▸ EXERCISE GOAL
Output the records exactly as they appear, with no pictures included.

Structured figure records:

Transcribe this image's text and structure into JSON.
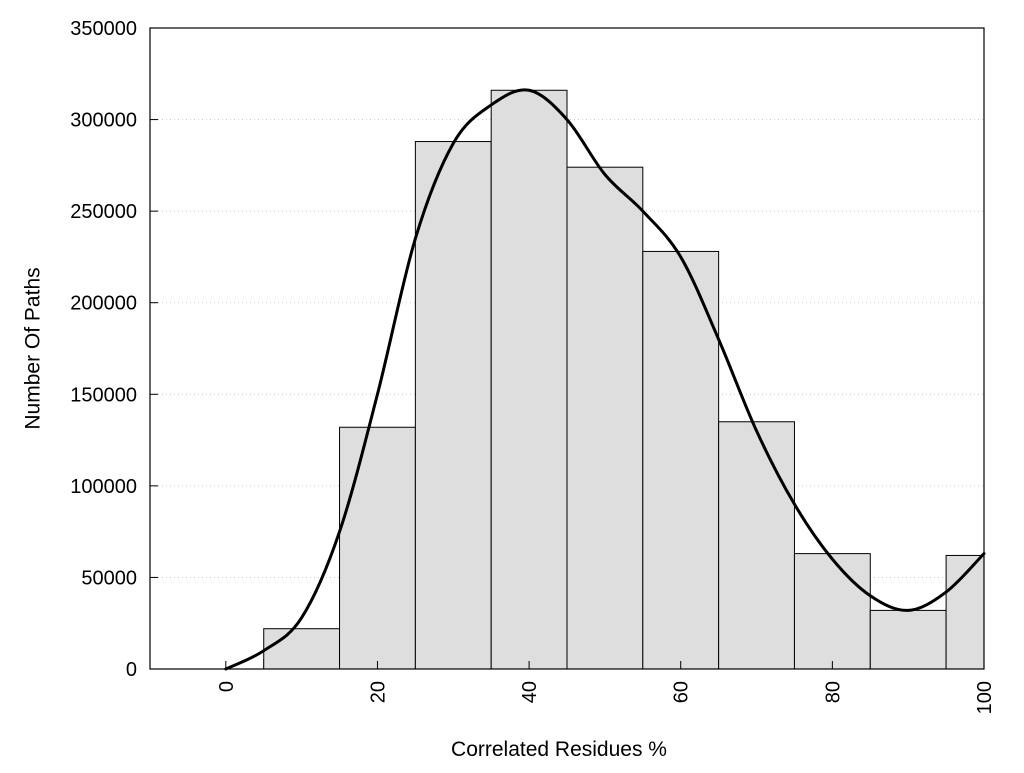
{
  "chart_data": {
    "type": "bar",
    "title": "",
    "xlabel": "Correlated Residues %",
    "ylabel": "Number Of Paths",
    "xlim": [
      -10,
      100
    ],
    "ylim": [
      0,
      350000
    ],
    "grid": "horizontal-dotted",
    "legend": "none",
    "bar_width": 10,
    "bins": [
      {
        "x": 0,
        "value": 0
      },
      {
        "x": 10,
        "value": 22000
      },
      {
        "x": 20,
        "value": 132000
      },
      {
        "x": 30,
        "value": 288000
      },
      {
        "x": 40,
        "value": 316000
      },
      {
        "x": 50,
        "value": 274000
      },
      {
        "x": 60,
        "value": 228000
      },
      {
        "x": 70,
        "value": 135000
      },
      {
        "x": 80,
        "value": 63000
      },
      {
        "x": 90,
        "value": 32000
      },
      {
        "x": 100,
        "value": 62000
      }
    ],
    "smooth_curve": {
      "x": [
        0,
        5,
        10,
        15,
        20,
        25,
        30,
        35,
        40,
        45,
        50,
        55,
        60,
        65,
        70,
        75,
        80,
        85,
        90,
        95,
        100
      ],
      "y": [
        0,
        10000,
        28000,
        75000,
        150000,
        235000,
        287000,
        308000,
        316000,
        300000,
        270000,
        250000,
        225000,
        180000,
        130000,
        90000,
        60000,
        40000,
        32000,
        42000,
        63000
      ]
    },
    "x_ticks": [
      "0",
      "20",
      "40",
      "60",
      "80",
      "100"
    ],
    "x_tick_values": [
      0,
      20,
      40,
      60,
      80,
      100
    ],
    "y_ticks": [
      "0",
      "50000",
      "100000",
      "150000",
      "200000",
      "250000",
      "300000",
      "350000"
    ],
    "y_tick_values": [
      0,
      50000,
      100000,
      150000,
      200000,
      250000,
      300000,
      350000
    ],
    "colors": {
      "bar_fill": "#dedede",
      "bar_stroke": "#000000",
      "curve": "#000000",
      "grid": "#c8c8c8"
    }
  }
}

▸ OUTPUT OF THE TASK
Transcribe this image's text and structure into JSON.
{
  "chart_data": {
    "type": "bar",
    "title": "",
    "xlabel": "Correlated Residues %",
    "ylabel": "Number Of Paths",
    "xlim": [
      -10,
      100
    ],
    "ylim": [
      0,
      350000
    ],
    "grid": "horizontal-dotted",
    "legend": "none",
    "bar_width": 10,
    "bins": [
      {
        "x": 0,
        "value": 0
      },
      {
        "x": 10,
        "value": 22000
      },
      {
        "x": 20,
        "value": 132000
      },
      {
        "x": 30,
        "value": 288000
      },
      {
        "x": 40,
        "value": 316000
      },
      {
        "x": 50,
        "value": 274000
      },
      {
        "x": 60,
        "value": 228000
      },
      {
        "x": 70,
        "value": 135000
      },
      {
        "x": 80,
        "value": 63000
      },
      {
        "x": 90,
        "value": 32000
      },
      {
        "x": 100,
        "value": 62000
      }
    ],
    "smooth_curve": {
      "x": [
        0,
        5,
        10,
        15,
        20,
        25,
        30,
        35,
        40,
        45,
        50,
        55,
        60,
        65,
        70,
        75,
        80,
        85,
        90,
        95,
        100
      ],
      "y": [
        0,
        10000,
        28000,
        75000,
        150000,
        235000,
        287000,
        308000,
        316000,
        300000,
        270000,
        250000,
        225000,
        180000,
        130000,
        90000,
        60000,
        40000,
        32000,
        42000,
        63000
      ]
    },
    "x_ticks": [
      "0",
      "20",
      "40",
      "60",
      "80",
      "100"
    ],
    "x_tick_values": [
      0,
      20,
      40,
      60,
      80,
      100
    ],
    "y_ticks": [
      "0",
      "50000",
      "100000",
      "150000",
      "200000",
      "250000",
      "300000",
      "350000"
    ],
    "y_tick_values": [
      0,
      50000,
      100000,
      150000,
      200000,
      250000,
      300000,
      350000
    ],
    "colors": {
      "bar_fill": "#dedede",
      "bar_stroke": "#000000",
      "curve": "#000000",
      "grid": "#c8c8c8"
    }
  }
}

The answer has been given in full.